■ EXERCISE AIM: Write out every single entry exactly.

■ INPUT FOR THIS TASK:
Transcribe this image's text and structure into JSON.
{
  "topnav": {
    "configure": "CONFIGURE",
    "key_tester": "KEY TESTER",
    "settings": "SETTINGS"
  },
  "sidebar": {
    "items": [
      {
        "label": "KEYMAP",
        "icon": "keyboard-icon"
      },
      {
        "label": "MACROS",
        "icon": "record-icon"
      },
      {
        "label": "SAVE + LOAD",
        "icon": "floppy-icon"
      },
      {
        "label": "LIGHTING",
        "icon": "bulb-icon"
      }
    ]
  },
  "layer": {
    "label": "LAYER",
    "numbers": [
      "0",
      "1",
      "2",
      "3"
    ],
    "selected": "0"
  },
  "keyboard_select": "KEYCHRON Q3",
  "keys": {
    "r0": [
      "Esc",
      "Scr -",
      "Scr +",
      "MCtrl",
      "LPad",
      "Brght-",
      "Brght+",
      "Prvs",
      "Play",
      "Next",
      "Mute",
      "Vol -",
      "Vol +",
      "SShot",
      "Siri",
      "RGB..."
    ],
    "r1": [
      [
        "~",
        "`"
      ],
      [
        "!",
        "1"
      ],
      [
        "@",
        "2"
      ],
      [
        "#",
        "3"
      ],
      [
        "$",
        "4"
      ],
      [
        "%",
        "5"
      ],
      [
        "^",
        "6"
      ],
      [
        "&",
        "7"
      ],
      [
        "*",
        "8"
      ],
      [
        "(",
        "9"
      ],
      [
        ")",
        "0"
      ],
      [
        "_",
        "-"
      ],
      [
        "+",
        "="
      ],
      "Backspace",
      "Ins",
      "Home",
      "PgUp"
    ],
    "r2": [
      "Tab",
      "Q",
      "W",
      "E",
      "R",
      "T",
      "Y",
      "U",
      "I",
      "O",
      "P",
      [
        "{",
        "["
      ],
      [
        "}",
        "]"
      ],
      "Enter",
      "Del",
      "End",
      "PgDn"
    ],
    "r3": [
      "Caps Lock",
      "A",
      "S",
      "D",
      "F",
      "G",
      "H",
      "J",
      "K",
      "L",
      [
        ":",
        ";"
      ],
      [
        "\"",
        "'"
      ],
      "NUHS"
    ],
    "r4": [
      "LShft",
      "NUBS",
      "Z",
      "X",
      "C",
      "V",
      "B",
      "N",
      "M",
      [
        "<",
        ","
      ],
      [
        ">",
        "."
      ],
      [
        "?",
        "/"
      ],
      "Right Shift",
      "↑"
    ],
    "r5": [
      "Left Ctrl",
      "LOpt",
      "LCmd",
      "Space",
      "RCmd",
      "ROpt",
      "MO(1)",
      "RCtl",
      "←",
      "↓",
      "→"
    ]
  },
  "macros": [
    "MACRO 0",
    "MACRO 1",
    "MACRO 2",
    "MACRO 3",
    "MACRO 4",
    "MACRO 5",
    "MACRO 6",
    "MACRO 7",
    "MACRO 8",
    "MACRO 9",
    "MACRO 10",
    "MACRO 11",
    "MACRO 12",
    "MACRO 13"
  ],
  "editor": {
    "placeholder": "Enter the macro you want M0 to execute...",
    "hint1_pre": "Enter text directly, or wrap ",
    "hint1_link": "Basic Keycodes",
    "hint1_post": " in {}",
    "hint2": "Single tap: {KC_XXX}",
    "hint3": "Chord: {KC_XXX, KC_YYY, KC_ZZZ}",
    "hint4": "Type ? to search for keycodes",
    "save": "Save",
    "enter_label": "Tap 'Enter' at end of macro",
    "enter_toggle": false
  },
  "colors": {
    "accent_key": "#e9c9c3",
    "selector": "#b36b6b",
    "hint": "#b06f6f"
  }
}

■ SOLUTION TO THE EXERCISE:
Transcribe this image's text and structure into JSON.
{
  "topnav": {
    "configure": "CONFIGURE",
    "key_tester": "KEY TESTER",
    "settings": "SETTINGS"
  },
  "sidebar": {
    "items": [
      {
        "label": "KEYMAP",
        "icon": "keyboard-icon"
      },
      {
        "label": "MACROS",
        "icon": "record-icon"
      },
      {
        "label": "SAVE + LOAD",
        "icon": "floppy-icon"
      },
      {
        "label": "LIGHTING",
        "icon": "bulb-icon"
      }
    ]
  },
  "layer": {
    "label": "LAYER",
    "numbers": [
      "0",
      "1",
      "2",
      "3"
    ],
    "selected": "0"
  },
  "keyboard_select": "KEYCHRON Q3",
  "keys": {
    "r0": [
      "Esc",
      "Scr -",
      "Scr +",
      "MCtrl",
      "LPad",
      "Brght-",
      "Brght+",
      "Prvs",
      "Play",
      "Next",
      "Mute",
      "Vol -",
      "Vol +",
      "SShot",
      "Siri",
      "RGB..."
    ],
    "r1": [
      [
        "~",
        "`"
      ],
      [
        "!",
        "1"
      ],
      [
        "@",
        "2"
      ],
      [
        "#",
        "3"
      ],
      [
        "$",
        "4"
      ],
      [
        "%",
        "5"
      ],
      [
        "^",
        "6"
      ],
      [
        "&",
        "7"
      ],
      [
        "*",
        "8"
      ],
      [
        "(",
        "9"
      ],
      [
        ")",
        "0"
      ],
      [
        "_",
        "-"
      ],
      [
        "+",
        "="
      ],
      "Backspace",
      "Ins",
      "Home",
      "PgUp"
    ],
    "r2": [
      "Tab",
      "Q",
      "W",
      "E",
      "R",
      "T",
      "Y",
      "U",
      "I",
      "O",
      "P",
      [
        "{",
        "["
      ],
      [
        "}",
        "]"
      ],
      "Enter",
      "Del",
      "End",
      "PgDn"
    ],
    "r3": [
      "Caps Lock",
      "A",
      "S",
      "D",
      "F",
      "G",
      "H",
      "J",
      "K",
      "L",
      [
        ":",
        ";"
      ],
      [
        "\"",
        "'"
      ],
      "NUHS"
    ],
    "r4": [
      "LShft",
      "NUBS",
      "Z",
      "X",
      "C",
      "V",
      "B",
      "N",
      "M",
      [
        "<",
        ","
      ],
      [
        ">",
        "."
      ],
      [
        "?",
        "/"
      ],
      "Right Shift",
      "↑"
    ],
    "r5": [
      "Left Ctrl",
      "LOpt",
      "LCmd",
      "Space",
      "RCmd",
      "ROpt",
      "MO(1)",
      "RCtl",
      "←",
      "↓",
      "→"
    ]
  },
  "macros": [
    "MACRO 0",
    "MACRO 1",
    "MACRO 2",
    "MACRO 3",
    "MACRO 4",
    "MACRO 5",
    "MACRO 6",
    "MACRO 7",
    "MACRO 8",
    "MACRO 9",
    "MACRO 10",
    "MACRO 11",
    "MACRO 12",
    "MACRO 13"
  ],
  "editor": {
    "placeholder": "Enter the macro you want M0 to execute...",
    "hint1_pre": "Enter text directly, or wrap ",
    "hint1_link": "Basic Keycodes",
    "hint1_post": " in {}",
    "hint2": "Single tap: {KC_XXX}",
    "hint3": "Chord: {KC_XXX, KC_YYY, KC_ZZZ}",
    "hint4": "Type ? to search for keycodes",
    "save": "Save",
    "enter_label": "Tap 'Enter' at end of macro",
    "enter_toggle": false
  },
  "colors": {
    "accent_key": "#e9c9c3",
    "selector": "#b36b6b",
    "hint": "#b06f6f"
  }
}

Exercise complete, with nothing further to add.